• **SOURCE DATA**
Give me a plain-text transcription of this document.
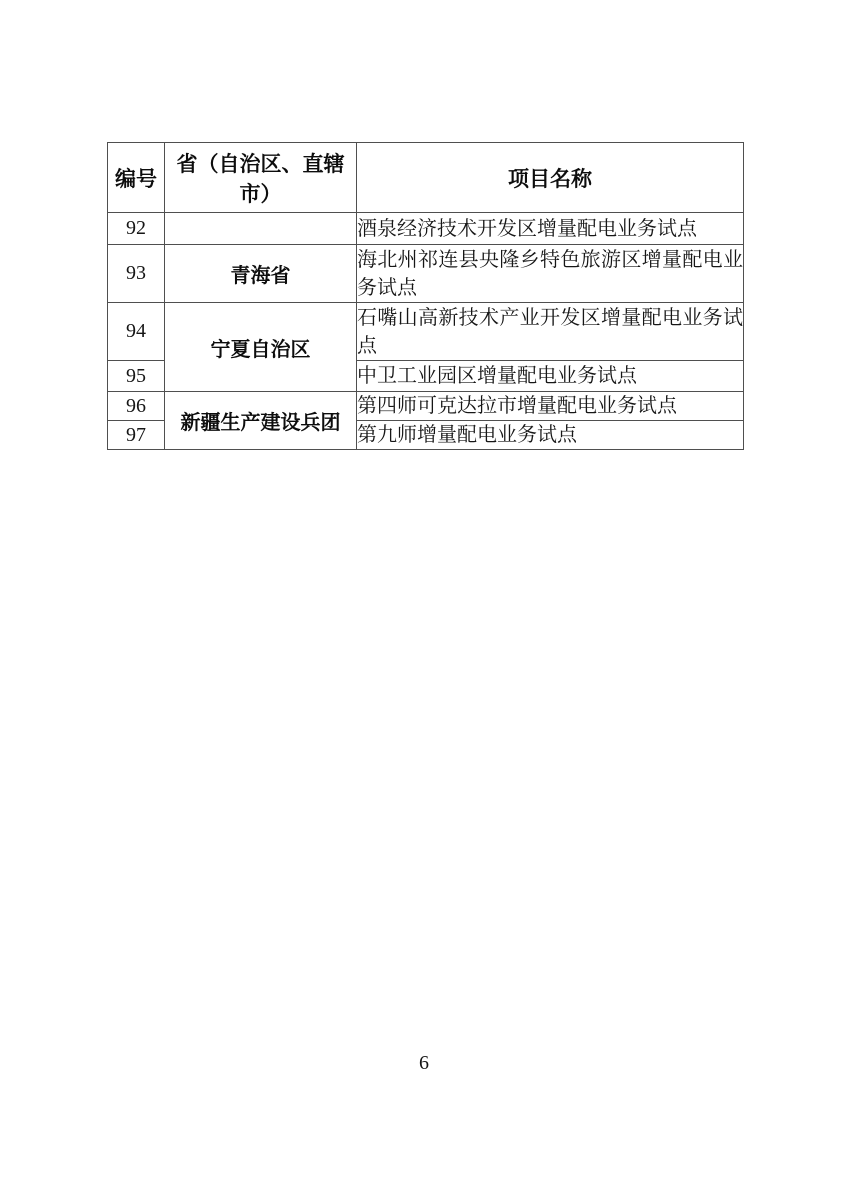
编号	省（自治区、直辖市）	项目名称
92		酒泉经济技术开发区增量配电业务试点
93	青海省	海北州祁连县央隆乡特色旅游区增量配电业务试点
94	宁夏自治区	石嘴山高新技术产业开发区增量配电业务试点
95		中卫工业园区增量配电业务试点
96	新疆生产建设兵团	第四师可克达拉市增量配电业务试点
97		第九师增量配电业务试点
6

• **TASK REQUIREMENTS**
Your task is to reproduce all of the material exactly. The pictures stay out.

• **EXERCISE OUTPUT**
Give me a plain-text transcription of this document.
编号	省（自治区、直辖市）	项目名称
92		酒泉经济技术开发区增量配电业务试点
93	青海省	海北州祁连县央隆乡特色旅游区增量配电业务试点
94	宁夏自治区	石嘴山高新技术产业开发区增量配电业务试点
95		中卫工业园区增量配电业务试点
96	新疆生产建设兵团	第四师可克达拉市增量配电业务试点
97		第九师增量配电业务试点
6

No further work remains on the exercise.